All of the entries need to be written out again, exactly as they are.

Start Data lines

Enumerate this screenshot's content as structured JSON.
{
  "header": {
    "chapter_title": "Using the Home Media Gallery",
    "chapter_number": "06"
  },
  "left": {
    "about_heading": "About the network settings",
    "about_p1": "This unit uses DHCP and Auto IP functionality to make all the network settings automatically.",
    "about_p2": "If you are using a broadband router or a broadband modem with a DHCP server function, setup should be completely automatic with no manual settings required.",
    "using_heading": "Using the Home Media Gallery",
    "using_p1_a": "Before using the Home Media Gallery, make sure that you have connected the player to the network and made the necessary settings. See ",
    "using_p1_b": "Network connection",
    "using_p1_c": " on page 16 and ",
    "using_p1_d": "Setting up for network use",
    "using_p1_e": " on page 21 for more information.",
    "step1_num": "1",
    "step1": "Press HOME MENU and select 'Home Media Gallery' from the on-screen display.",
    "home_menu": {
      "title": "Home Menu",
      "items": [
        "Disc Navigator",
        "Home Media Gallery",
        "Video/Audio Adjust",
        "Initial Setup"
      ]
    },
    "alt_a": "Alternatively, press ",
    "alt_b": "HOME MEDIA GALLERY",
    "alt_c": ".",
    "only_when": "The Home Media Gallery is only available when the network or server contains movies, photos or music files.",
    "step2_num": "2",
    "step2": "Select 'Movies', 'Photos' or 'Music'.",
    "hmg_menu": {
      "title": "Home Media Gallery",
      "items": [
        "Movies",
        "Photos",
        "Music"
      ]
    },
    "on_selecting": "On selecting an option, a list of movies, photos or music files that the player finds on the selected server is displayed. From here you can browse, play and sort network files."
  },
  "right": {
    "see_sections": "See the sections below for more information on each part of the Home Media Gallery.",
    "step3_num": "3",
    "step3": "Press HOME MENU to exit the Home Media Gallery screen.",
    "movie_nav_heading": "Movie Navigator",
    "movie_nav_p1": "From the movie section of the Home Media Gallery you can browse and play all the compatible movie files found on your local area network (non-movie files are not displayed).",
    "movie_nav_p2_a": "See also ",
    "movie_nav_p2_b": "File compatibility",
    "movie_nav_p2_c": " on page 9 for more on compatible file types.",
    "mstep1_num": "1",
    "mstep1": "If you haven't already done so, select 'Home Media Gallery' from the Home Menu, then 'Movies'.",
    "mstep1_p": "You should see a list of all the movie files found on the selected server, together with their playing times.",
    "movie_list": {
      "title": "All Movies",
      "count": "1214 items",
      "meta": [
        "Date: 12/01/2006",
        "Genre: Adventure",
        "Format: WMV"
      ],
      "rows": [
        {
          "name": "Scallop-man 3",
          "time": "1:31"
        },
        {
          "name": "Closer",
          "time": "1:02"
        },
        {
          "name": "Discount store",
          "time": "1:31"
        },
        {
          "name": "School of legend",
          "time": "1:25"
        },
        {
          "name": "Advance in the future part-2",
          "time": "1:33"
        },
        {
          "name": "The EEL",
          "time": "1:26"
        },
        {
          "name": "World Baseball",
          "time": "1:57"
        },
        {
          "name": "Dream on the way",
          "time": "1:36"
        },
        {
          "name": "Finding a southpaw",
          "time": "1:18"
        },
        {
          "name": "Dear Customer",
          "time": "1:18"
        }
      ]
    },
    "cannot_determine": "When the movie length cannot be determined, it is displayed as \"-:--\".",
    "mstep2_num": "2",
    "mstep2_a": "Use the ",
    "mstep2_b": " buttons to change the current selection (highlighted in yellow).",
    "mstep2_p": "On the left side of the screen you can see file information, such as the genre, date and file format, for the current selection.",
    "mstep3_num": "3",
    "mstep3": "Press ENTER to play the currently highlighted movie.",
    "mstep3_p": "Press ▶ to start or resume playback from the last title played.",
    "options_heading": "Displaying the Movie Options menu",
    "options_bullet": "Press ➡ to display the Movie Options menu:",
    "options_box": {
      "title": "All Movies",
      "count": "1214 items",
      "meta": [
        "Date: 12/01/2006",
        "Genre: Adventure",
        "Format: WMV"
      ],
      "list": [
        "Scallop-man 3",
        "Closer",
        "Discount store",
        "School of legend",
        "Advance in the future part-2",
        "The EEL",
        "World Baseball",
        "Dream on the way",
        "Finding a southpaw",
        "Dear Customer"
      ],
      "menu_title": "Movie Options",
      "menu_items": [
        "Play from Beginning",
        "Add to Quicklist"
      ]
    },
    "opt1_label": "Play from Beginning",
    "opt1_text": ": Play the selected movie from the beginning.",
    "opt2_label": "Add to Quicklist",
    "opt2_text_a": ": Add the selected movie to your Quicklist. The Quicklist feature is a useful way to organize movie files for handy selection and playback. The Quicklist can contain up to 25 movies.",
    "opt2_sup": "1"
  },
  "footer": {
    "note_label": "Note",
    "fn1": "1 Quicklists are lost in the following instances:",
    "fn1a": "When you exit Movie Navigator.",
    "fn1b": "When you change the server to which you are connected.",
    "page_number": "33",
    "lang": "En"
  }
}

End Data lines

Answer to the task:
Enumerate this screenshot's content as structured JSON.
{
  "header": {
    "chapter_title": "Using the Home Media Gallery",
    "chapter_number": "06"
  },
  "left": {
    "about_heading": "About the network settings",
    "about_p1": "This unit uses DHCP and Auto IP functionality to make all the network settings automatically.",
    "about_p2": "If you are using a broadband router or a broadband modem with a DHCP server function, setup should be completely automatic with no manual settings required.",
    "using_heading": "Using the Home Media Gallery",
    "using_p1_a": "Before using the Home Media Gallery, make sure that you have connected the player to the network and made the necessary settings. See ",
    "using_p1_b": "Network connection",
    "using_p1_c": " on page 16 and ",
    "using_p1_d": "Setting up for network use",
    "using_p1_e": " on page 21 for more information.",
    "step1_num": "1",
    "step1": "Press HOME MENU and select 'Home Media Gallery' from the on-screen display.",
    "home_menu": {
      "title": "Home Menu",
      "items": [
        "Disc Navigator",
        "Home Media Gallery",
        "Video/Audio Adjust",
        "Initial Setup"
      ]
    },
    "alt_a": "Alternatively, press ",
    "alt_b": "HOME MEDIA GALLERY",
    "alt_c": ".",
    "only_when": "The Home Media Gallery is only available when the network or server contains movies, photos or music files.",
    "step2_num": "2",
    "step2": "Select 'Movies', 'Photos' or 'Music'.",
    "hmg_menu": {
      "title": "Home Media Gallery",
      "items": [
        "Movies",
        "Photos",
        "Music"
      ]
    },
    "on_selecting": "On selecting an option, a list of movies, photos or music files that the player finds on the selected server is displayed. From here you can browse, play and sort network files."
  },
  "right": {
    "see_sections": "See the sections below for more information on each part of the Home Media Gallery.",
    "step3_num": "3",
    "step3": "Press HOME MENU to exit the Home Media Gallery screen.",
    "movie_nav_heading": "Movie Navigator",
    "movie_nav_p1": "From the movie section of the Home Media Gallery you can browse and play all the compatible movie files found on your local area network (non-movie files are not displayed).",
    "movie_nav_p2_a": "See also ",
    "movie_nav_p2_b": "File compatibility",
    "movie_nav_p2_c": " on page 9 for more on compatible file types.",
    "mstep1_num": "1",
    "mstep1": "If you haven't already done so, select 'Home Media Gallery' from the Home Menu, then 'Movies'.",
    "mstep1_p": "You should see a list of all the movie files found on the selected server, together with their playing times.",
    "movie_list": {
      "title": "All Movies",
      "count": "1214 items",
      "meta": [
        "Date: 12/01/2006",
        "Genre: Adventure",
        "Format: WMV"
      ],
      "rows": [
        {
          "name": "Scallop-man 3",
          "time": "1:31"
        },
        {
          "name": "Closer",
          "time": "1:02"
        },
        {
          "name": "Discount store",
          "time": "1:31"
        },
        {
          "name": "School of legend",
          "time": "1:25"
        },
        {
          "name": "Advance in the future part-2",
          "time": "1:33"
        },
        {
          "name": "The EEL",
          "time": "1:26"
        },
        {
          "name": "World Baseball",
          "time": "1:57"
        },
        {
          "name": "Dream on the way",
          "time": "1:36"
        },
        {
          "name": "Finding a southpaw",
          "time": "1:18"
        },
        {
          "name": "Dear Customer",
          "time": "1:18"
        }
      ]
    },
    "cannot_determine": "When the movie length cannot be determined, it is displayed as \"-:--\".",
    "mstep2_num": "2",
    "mstep2_a": "Use the ",
    "mstep2_b": " buttons to change the current selection (highlighted in yellow).",
    "mstep2_p": "On the left side of the screen you can see file information, such as the genre, date and file format, for the current selection.",
    "mstep3_num": "3",
    "mstep3": "Press ENTER to play the currently highlighted movie.",
    "mstep3_p": "Press ▶ to start or resume playback from the last title played.",
    "options_heading": "Displaying the Movie Options menu",
    "options_bullet": "Press ➡ to display the Movie Options menu:",
    "options_box": {
      "title": "All Movies",
      "count": "1214 items",
      "meta": [
        "Date: 12/01/2006",
        "Genre: Adventure",
        "Format: WMV"
      ],
      "list": [
        "Scallop-man 3",
        "Closer",
        "Discount store",
        "School of legend",
        "Advance in the future part-2",
        "The EEL",
        "World Baseball",
        "Dream on the way",
        "Finding a southpaw",
        "Dear Customer"
      ],
      "menu_title": "Movie Options",
      "menu_items": [
        "Play from Beginning",
        "Add to Quicklist"
      ]
    },
    "opt1_label": "Play from Beginning",
    "opt1_text": ": Play the selected movie from the beginning.",
    "opt2_label": "Add to Quicklist",
    "opt2_text_a": ": Add the selected movie to your Quicklist. The Quicklist feature is a useful way to organize movie files for handy selection and playback. The Quicklist can contain up to 25 movies.",
    "opt2_sup": "1"
  },
  "footer": {
    "note_label": "Note",
    "fn1": "1 Quicklists are lost in the following instances:",
    "fn1a": "When you exit Movie Navigator.",
    "fn1b": "When you change the server to which you are connected.",
    "page_number": "33",
    "lang": "En"
  }
}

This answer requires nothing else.